== Written request ==
Search the material for the string "зона", then return every line where it is found.
◆ ◆ ◆ ◆ ◆
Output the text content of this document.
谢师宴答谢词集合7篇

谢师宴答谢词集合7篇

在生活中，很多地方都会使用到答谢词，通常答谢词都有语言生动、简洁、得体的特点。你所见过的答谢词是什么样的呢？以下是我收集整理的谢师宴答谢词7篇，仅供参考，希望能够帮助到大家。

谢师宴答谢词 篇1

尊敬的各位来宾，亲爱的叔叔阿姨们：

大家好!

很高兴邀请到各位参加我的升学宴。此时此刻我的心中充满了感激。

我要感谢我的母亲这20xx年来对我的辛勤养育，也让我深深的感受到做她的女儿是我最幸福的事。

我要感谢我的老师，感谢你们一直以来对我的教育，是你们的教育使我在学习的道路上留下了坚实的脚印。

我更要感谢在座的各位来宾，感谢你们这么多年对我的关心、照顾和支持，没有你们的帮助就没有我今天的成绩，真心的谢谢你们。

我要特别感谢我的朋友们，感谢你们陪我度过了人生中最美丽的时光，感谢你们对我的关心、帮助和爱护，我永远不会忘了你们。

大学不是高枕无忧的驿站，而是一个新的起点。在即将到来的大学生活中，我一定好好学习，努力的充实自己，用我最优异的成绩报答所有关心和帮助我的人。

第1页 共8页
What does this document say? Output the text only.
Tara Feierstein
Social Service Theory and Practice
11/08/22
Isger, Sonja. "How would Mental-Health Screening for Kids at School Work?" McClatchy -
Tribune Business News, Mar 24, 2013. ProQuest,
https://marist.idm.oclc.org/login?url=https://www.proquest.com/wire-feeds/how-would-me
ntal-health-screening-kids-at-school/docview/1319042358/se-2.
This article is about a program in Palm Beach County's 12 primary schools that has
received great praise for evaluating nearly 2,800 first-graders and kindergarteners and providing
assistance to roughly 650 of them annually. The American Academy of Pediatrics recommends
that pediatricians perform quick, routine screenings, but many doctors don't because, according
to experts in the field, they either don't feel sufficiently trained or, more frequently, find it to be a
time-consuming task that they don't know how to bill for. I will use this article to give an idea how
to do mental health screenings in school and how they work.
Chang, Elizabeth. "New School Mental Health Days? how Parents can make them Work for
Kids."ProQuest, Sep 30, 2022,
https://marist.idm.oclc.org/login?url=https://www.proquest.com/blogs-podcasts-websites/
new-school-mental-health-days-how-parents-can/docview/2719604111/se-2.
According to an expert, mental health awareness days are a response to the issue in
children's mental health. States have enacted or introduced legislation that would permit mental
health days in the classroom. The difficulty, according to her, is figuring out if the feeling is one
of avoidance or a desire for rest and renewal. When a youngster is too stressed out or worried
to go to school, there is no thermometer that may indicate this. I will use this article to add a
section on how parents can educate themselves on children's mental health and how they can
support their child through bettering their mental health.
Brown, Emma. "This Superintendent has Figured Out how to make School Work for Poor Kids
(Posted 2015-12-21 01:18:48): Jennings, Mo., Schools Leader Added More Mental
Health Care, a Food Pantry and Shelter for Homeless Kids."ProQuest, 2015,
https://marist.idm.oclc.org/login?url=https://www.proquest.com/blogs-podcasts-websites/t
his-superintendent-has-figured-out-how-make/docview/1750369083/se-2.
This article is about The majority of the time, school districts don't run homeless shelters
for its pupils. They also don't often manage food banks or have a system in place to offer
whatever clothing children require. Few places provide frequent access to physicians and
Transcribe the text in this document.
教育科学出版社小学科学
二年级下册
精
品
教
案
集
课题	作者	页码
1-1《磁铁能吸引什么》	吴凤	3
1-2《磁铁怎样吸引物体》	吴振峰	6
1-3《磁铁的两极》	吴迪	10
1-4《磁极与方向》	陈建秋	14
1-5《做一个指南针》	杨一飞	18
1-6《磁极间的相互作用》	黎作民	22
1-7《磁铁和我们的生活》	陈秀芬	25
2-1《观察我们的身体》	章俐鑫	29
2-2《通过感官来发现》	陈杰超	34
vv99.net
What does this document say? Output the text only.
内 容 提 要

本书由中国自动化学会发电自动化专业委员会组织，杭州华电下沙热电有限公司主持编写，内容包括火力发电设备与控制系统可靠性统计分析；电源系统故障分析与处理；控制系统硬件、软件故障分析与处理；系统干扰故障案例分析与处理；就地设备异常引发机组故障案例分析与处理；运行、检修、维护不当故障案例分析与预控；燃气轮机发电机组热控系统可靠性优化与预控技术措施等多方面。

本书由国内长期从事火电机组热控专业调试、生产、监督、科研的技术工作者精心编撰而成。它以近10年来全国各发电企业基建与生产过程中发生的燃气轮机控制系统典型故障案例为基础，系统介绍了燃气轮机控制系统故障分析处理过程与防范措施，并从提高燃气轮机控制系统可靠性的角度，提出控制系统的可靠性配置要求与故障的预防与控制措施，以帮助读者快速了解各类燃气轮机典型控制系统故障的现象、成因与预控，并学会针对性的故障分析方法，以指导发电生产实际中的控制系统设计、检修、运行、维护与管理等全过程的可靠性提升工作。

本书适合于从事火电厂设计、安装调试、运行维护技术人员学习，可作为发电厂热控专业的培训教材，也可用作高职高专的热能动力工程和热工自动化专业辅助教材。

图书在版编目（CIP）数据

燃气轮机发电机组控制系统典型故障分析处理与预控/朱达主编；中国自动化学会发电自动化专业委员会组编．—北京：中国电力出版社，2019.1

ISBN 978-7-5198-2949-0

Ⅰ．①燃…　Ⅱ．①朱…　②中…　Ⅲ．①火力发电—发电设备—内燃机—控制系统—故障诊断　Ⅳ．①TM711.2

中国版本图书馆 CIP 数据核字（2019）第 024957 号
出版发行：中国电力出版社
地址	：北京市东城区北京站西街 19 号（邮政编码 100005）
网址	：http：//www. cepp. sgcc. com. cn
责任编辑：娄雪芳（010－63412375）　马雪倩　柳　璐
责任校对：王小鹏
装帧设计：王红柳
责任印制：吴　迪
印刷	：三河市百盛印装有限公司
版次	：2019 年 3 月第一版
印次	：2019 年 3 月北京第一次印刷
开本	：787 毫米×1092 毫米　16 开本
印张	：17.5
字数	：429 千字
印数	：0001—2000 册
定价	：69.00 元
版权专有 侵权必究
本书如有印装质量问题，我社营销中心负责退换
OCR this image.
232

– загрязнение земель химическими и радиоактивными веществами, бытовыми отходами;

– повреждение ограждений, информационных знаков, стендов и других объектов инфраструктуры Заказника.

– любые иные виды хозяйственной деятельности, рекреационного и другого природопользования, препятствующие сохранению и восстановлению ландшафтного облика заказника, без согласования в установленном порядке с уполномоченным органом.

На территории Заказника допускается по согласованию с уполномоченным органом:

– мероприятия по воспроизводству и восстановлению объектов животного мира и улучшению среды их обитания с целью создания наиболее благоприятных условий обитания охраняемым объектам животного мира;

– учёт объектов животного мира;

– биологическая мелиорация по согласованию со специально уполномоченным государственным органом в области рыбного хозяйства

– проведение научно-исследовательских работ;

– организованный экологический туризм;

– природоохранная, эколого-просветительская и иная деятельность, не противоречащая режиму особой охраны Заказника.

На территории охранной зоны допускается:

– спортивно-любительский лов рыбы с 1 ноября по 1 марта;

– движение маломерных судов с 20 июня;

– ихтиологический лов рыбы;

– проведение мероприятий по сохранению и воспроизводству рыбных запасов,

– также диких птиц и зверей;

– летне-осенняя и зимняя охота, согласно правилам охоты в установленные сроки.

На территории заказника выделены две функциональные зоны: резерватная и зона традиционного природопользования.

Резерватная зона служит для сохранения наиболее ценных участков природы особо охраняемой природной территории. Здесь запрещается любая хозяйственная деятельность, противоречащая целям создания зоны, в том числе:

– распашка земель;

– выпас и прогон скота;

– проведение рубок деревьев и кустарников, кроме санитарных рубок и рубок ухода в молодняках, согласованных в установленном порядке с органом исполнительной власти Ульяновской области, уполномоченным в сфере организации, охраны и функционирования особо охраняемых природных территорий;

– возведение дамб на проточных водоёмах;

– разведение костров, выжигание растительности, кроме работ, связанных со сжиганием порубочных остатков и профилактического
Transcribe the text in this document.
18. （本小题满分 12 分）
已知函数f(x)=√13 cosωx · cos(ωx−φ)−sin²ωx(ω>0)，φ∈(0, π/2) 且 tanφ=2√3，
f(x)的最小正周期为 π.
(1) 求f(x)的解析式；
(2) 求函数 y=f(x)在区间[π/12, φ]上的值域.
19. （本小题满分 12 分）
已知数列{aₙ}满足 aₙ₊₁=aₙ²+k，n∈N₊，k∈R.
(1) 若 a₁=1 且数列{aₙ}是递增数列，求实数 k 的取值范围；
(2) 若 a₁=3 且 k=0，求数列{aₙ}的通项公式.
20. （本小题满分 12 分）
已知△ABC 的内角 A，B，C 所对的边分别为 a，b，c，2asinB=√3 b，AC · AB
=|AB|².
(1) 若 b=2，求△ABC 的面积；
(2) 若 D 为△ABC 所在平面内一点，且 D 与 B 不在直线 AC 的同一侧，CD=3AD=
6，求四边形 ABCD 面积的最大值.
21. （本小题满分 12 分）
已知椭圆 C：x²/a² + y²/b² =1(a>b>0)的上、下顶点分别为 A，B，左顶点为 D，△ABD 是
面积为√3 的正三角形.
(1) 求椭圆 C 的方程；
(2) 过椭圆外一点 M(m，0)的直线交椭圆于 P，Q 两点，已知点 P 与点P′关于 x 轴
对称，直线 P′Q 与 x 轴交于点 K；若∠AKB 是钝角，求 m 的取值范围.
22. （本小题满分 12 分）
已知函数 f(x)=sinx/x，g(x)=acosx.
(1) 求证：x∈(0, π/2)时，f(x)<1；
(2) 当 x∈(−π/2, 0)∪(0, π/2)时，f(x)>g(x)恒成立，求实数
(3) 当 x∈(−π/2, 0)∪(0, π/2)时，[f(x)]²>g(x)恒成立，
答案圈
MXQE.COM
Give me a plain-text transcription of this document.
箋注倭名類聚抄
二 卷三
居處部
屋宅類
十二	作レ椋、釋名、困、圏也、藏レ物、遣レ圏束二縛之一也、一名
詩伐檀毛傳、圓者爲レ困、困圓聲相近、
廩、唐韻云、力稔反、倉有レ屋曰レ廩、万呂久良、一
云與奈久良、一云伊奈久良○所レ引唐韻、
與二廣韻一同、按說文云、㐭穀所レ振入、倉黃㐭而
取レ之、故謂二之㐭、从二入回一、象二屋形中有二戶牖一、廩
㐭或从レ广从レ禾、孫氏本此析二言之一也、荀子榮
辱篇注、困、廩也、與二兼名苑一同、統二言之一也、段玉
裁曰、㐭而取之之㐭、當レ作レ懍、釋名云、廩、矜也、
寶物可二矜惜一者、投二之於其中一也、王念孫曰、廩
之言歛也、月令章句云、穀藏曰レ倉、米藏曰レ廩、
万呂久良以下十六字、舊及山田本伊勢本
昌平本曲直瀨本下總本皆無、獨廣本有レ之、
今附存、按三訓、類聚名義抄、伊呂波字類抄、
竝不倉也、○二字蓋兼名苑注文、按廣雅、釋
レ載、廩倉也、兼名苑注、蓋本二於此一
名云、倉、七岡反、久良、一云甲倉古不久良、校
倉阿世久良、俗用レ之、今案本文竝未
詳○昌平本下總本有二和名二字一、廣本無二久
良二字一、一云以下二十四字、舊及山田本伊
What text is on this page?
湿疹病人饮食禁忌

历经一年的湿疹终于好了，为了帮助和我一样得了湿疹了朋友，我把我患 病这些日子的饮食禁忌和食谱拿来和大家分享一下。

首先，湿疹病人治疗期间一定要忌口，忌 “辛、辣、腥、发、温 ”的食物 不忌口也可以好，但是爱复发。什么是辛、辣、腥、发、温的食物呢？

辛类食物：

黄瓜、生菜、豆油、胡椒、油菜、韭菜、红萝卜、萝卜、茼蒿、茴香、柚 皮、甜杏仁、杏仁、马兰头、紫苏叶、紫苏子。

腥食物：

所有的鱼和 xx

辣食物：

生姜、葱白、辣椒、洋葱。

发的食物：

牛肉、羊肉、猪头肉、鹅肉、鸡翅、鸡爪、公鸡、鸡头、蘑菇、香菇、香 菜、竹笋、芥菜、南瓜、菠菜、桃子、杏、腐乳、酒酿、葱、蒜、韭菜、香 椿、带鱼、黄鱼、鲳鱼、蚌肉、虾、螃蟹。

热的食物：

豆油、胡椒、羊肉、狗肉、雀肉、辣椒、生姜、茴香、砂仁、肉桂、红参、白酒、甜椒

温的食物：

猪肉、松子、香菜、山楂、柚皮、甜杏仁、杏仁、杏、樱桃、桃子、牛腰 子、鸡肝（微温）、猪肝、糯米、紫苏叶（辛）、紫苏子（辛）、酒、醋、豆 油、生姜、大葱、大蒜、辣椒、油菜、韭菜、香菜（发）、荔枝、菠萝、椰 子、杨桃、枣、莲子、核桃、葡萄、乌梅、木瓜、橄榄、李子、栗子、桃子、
◆ ◆ ◆ ◆ ◆
== Final result ==
На территории заказника выделены две функциональные зоны: резерватная и зона традиционного природопользования.
Резерватная зона служит для сохранения наиболее ценных участков природы особо охраняемой природной территории. Здесь запрещается любая хозяйственная деятельность, противоречащая целям создания зоны, в том числе:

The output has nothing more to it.